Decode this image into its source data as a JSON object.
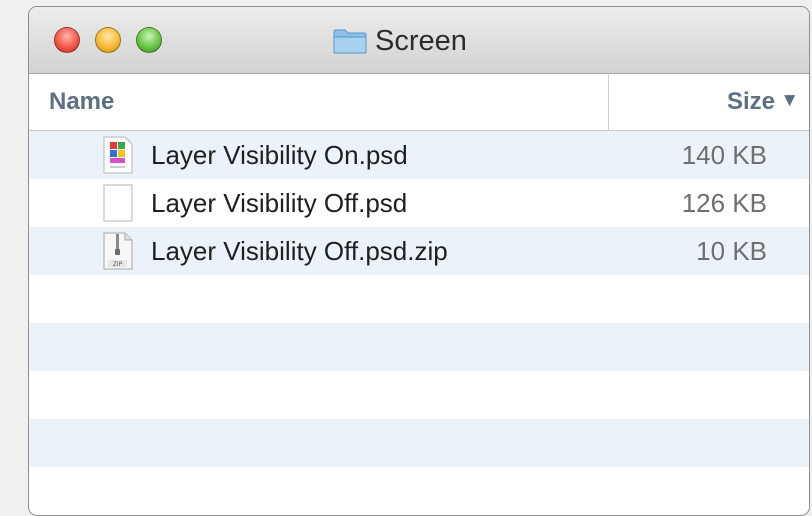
{
  "window": {
    "title": "Screen"
  },
  "columns": {
    "name": "Name",
    "size": "Size",
    "size_sort_indicator": "▼"
  },
  "files": [
    {
      "name": "Layer Visibility On.psd",
      "size": "140 KB",
      "icon": "psd-preview-icon"
    },
    {
      "name": "Layer Visibility Off.psd",
      "size": "126 KB",
      "icon": "blank-document-icon"
    },
    {
      "name": "Layer Visibility Off.psd.zip",
      "size": "10 KB",
      "icon": "zip-archive-icon"
    }
  ],
  "colors": {
    "row_stripe": "#ecf2f9",
    "header_text": "#5e6f84",
    "close": "#f2584a",
    "minimize": "#f7bc3a",
    "zoom": "#6cc447"
  }
}
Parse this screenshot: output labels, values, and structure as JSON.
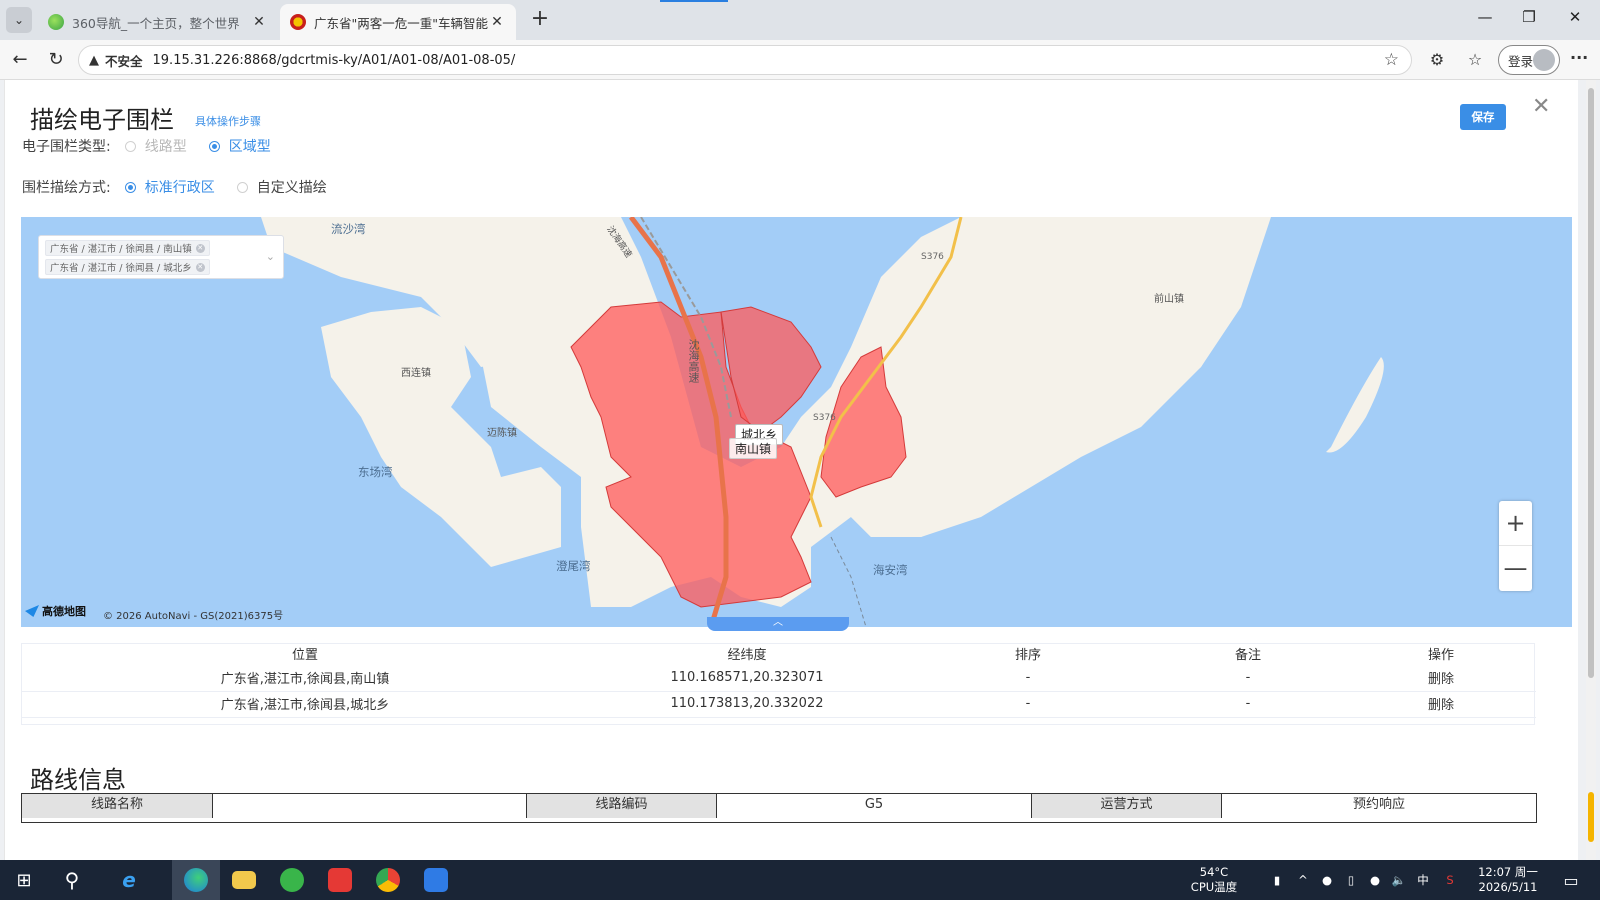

|---|

» **Task requirements**:
Omit every picture, then repeat the remaining data exactly as it appears above.

» **Answer to this exercise**:
Decode this image into its source data as a JSON object.
{
  "window": {
    "title": "Screen"
  },
  "columns": {
    "name": "Name",
    "size": "Size",
    "size_sort_indicator": "▼"
  },
  "files": [
    {
      "name": "Layer Visibility On.psd",
      "size": "140 KB",
      "icon": "psd-preview-icon"
    },
    {
      "name": "Layer Visibility Off.psd",
      "size": "126 KB",
      "icon": "blank-document-icon"
    },
    {
      "name": "Layer Visibility Off.psd.zip",
      "size": "10 KB",
      "icon": "zip-archive-icon"
    }
  ],
  "colors": {
    "row_stripe": "#ecf2f9",
    "header_text": "#5e6f84",
    "close": "#f2584a",
    "minimize": "#f7bc3a",
    "zoom": "#6cc447"
  }
}
Parse this screenshot: output labels, values, and structure as JSON.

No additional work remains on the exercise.